BEGIN Task material
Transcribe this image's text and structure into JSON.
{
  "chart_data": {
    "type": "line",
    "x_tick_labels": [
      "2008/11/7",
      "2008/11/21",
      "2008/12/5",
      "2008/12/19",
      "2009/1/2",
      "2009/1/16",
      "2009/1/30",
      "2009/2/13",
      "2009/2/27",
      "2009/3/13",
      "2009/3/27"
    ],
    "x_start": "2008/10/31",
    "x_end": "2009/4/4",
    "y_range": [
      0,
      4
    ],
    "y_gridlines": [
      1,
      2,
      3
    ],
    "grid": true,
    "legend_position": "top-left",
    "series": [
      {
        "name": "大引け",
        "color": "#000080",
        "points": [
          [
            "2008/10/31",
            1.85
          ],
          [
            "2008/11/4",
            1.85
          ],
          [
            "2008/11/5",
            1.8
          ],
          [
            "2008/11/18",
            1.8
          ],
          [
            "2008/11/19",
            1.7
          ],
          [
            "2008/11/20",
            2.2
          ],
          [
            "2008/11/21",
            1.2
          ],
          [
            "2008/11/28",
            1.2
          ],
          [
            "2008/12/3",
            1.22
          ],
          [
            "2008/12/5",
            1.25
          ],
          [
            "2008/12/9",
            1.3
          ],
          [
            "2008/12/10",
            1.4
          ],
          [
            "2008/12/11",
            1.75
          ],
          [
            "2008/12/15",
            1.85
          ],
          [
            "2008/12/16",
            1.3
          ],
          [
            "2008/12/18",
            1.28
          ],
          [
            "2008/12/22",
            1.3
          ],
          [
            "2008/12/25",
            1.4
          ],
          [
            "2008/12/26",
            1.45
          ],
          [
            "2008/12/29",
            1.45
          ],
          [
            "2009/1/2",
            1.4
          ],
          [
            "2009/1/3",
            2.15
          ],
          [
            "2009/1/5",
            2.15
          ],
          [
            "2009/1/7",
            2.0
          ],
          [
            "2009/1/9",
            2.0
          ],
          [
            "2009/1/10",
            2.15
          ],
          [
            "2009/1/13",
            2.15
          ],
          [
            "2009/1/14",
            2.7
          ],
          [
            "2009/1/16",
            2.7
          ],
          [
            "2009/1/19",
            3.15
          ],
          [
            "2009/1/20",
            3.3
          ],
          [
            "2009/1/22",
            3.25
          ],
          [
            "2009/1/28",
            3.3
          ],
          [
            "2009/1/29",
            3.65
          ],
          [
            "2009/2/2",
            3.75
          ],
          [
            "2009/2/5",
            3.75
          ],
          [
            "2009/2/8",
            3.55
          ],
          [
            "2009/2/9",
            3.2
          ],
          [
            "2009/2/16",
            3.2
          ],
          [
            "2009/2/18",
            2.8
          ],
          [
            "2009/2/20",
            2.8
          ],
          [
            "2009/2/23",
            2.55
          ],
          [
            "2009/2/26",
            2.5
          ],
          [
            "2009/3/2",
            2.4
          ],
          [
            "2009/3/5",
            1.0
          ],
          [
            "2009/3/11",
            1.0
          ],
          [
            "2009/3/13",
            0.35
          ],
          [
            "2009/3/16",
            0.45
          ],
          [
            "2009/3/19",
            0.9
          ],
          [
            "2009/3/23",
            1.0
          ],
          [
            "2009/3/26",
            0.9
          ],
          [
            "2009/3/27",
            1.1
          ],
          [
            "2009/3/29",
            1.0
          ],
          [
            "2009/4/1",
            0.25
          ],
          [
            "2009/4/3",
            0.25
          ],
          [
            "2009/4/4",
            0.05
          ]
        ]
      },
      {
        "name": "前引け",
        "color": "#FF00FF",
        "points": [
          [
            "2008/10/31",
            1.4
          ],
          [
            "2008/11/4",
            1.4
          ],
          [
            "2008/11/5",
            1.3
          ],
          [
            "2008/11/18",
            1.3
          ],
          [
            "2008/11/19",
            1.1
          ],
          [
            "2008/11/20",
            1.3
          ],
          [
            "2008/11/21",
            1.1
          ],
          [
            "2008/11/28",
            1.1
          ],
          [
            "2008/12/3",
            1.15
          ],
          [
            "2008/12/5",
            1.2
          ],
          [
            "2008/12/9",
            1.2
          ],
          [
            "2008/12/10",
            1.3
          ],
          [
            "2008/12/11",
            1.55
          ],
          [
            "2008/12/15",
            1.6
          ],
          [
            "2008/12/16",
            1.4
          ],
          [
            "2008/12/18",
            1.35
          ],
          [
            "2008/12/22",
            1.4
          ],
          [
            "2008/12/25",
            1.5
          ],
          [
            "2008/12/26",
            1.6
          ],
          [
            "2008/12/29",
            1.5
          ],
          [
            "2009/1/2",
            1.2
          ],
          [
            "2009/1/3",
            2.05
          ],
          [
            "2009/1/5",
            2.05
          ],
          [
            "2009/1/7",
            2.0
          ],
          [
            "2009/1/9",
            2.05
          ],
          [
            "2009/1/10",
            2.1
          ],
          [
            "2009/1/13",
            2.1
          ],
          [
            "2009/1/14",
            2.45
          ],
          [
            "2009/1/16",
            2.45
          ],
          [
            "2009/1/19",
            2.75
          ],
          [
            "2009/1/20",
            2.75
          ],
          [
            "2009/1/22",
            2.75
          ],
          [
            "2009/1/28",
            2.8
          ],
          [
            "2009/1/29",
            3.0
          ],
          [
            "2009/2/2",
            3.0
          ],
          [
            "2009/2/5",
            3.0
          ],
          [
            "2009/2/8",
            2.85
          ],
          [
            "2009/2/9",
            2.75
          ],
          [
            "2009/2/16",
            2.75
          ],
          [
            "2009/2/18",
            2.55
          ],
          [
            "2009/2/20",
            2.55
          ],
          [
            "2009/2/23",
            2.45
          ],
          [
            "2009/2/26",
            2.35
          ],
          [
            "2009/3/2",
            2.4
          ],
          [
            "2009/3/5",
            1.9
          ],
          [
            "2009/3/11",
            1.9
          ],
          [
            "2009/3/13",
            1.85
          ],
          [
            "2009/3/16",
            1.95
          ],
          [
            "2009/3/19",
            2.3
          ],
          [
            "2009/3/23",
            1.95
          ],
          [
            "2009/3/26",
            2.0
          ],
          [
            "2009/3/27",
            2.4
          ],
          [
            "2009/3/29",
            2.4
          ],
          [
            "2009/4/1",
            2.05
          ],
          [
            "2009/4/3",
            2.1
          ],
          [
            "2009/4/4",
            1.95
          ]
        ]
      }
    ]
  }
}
END Task material
Problem:
Every entry must be quoted exactly as it appears above.

Final answer:
Transcribe this image's text and structure into JSON.
{
  "chart_data": {
    "type": "line",
    "x_tick_labels": [
      "2008/11/7",
      "2008/11/21",
      "2008/12/5",
      "2008/12/19",
      "2009/1/2",
      "2009/1/16",
      "2009/1/30",
      "2009/2/13",
      "2009/2/27",
      "2009/3/13",
      "2009/3/27"
    ],
    "x_start": "2008/10/31",
    "x_end": "2009/4/4",
    "y_range": [
      0,
      4
    ],
    "y_gridlines": [
      1,
      2,
      3
    ],
    "grid": true,
    "legend_position": "top-left",
    "series": [
      {
        "name": "大引け",
        "color": "#000080",
        "points": [
          [
            "2008/10/31",
            1.85
          ],
          [
            "2008/11/4",
            1.85
          ],
          [
            "2008/11/5",
            1.8
          ],
          [
            "2008/11/18",
            1.8
          ],
          [
            "2008/11/19",
            1.7
          ],
          [
            "2008/11/20",
            2.2
          ],
          [
            "2008/11/21",
            1.2
          ],
          [
            "2008/11/28",
            1.2
          ],
          [
            "2008/12/3",
            1.22
          ],
          [
            "2008/12/5",
            1.25
          ],
          [
            "2008/12/9",
            1.3
          ],
          [
            "2008/12/10",
            1.4
          ],
          [
            "2008/12/11",
            1.75
          ],
          [
            "2008/12/15",
            1.85
          ],
          [
            "2008/12/16",
            1.3
          ],
          [
            "2008/12/18",
            1.28
          ],
          [
            "2008/12/22",
            1.3
          ],
          [
            "2008/12/25",
            1.4
          ],
          [
            "2008/12/26",
            1.45
          ],
          [
            "2008/12/29",
            1.45
          ],
          [
            "2009/1/2",
            1.4
          ],
          [
            "2009/1/3",
            2.15
          ],
          [
            "2009/1/5",
            2.15
          ],
          [
            "2009/1/7",
            2.0
          ],
          [
            "2009/1/9",
            2.0
          ],
          [
            "2009/1/10",
            2.15
          ],
          [
            "2009/1/13",
            2.15
          ],
          [
            "2009/1/14",
            2.7
          ],
          [
            "2009/1/16",
            2.7
          ],
          [
            "2009/1/19",
            3.15
          ],
          [
            "2009/1/20",
            3.3
          ],
          [
            "2009/1/22",
            3.25
          ],
          [
            "2009/1/28",
            3.3
          ],
          [
            "2009/1/29",
            3.65
          ],
          [
            "2009/2/2",
            3.75
          ],
          [
            "2009/2/5",
            3.75
          ],
          [
            "2009/2/8",
            3.55
          ],
          [
            "2009/2/9",
            3.2
          ],
          [
            "2009/2/16",
            3.2
          ],
          [
            "2009/2/18",
            2.8
          ],
          [
            "2009/2/20",
            2.8
          ],
          [
            "2009/2/23",
            2.55
          ],
          [
            "2009/2/26",
            2.5
          ],
          [
            "2009/3/2",
            2.4
          ],
          [
            "2009/3/5",
            1.0
          ],
          [
            "2009/3/11",
            1.0
          ],
          [
            "2009/3/13",
            0.35
          ],
          [
            "2009/3/16",
            0.45
          ],
          [
            "2009/3/19",
            0.9
          ],
          [
            "2009/3/23",
            1.0
          ],
          [
            "2009/3/26",
            0.9
          ],
          [
            "2009/3/27",
            1.1
          ],
          [
            "2009/3/29",
            1.0
          ],
          [
            "2009/4/1",
            0.25
          ],
          [
            "2009/4/3",
            0.25
          ],
          [
            "2009/4/4",
            0.05
          ]
        ]
      },
      {
        "name": "前引け",
        "color": "#FF00FF",
        "points": [
          [
            "2008/10/31",
            1.4
          ],
          [
            "2008/11/4",
            1.4
          ],
          [
            "2008/11/5",
            1.3
          ],
          [
            "2008/11/18",
            1.3
          ],
          [
            "2008/11/19",
            1.1
          ],
          [
            "2008/11/20",
            1.3
          ],
          [
            "2008/11/21",
            1.1
          ],
          [
            "2008/11/28",
            1.1
          ],
          [
            "2008/12/3",
            1.15
          ],
          [
            "2008/12/5",
            1.2
          ],
          [
            "2008/12/9",
            1.2
          ],
          [
            "2008/12/10",
            1.3
          ],
          [
            "2008/12/11",
            1.55
          ],
          [
            "2008/12/15",
            1.6
          ],
          [
            "2008/12/16",
            1.4
          ],
          [
            "2008/12/18",
            1.35
          ],
          [
            "2008/12/22",
            1.4
          ],
          [
            "2008/12/25",
            1.5
          ],
          [
            "2008/12/26",
            1.6
          ],
          [
            "2008/12/29",
            1.5
          ],
          [
            "2009/1/2",
            1.2
          ],
          [
            "2009/1/3",
            2.05
          ],
          [
            "2009/1/5",
            2.05
          ],
          [
            "2009/1/7",
            2.0
          ],
          [
            "2009/1/9",
            2.05
          ],
          [
            "2009/1/10",
            2.1
          ],
          [
            "2009/1/13",
            2.1
          ],
          [
            "2009/1/14",
            2.45
          ],
          [
            "2009/1/16",
            2.45
          ],
          [
            "2009/1/19",
            2.75
          ],
          [
            "2009/1/20",
            2.75
          ],
          [
            "2009/1/22",
            2.75
          ],
          [
            "2009/1/28",
            2.8
          ],
          [
            "2009/1/29",
            3.0
          ],
          [
            "2009/2/2",
            3.0
          ],
          [
            "2009/2/5",
            3.0
          ],
          [
            "2009/2/8",
            2.85
          ],
          [
            "2009/2/9",
            2.75
          ],
          [
            "2009/2/16",
            2.75
          ],
          [
            "2009/2/18",
            2.55
          ],
          [
            "2009/2/20",
            2.55
          ],
          [
            "2009/2/23",
            2.45
          ],
          [
            "2009/2/26",
            2.35
          ],
          [
            "2009/3/2",
            2.4
          ],
          [
            "2009/3/5",
            1.9
          ],
          [
            "2009/3/11",
            1.9
          ],
          [
            "2009/3/13",
            1.85
          ],
          [
            "2009/3/16",
            1.95
          ],
          [
            "2009/3/19",
            2.3
          ],
          [
            "2009/3/23",
            1.95
          ],
          [
            "2009/3/26",
            2.0
          ],
          [
            "2009/3/27",
            2.4
          ],
          [
            "2009/3/29",
            2.4
          ],
          [
            "2009/4/1",
            2.05
          ],
          [
            "2009/4/3",
            2.1
          ],
          [
            "2009/4/4",
            1.95
          ]
        ]
      }
    ]
  }
}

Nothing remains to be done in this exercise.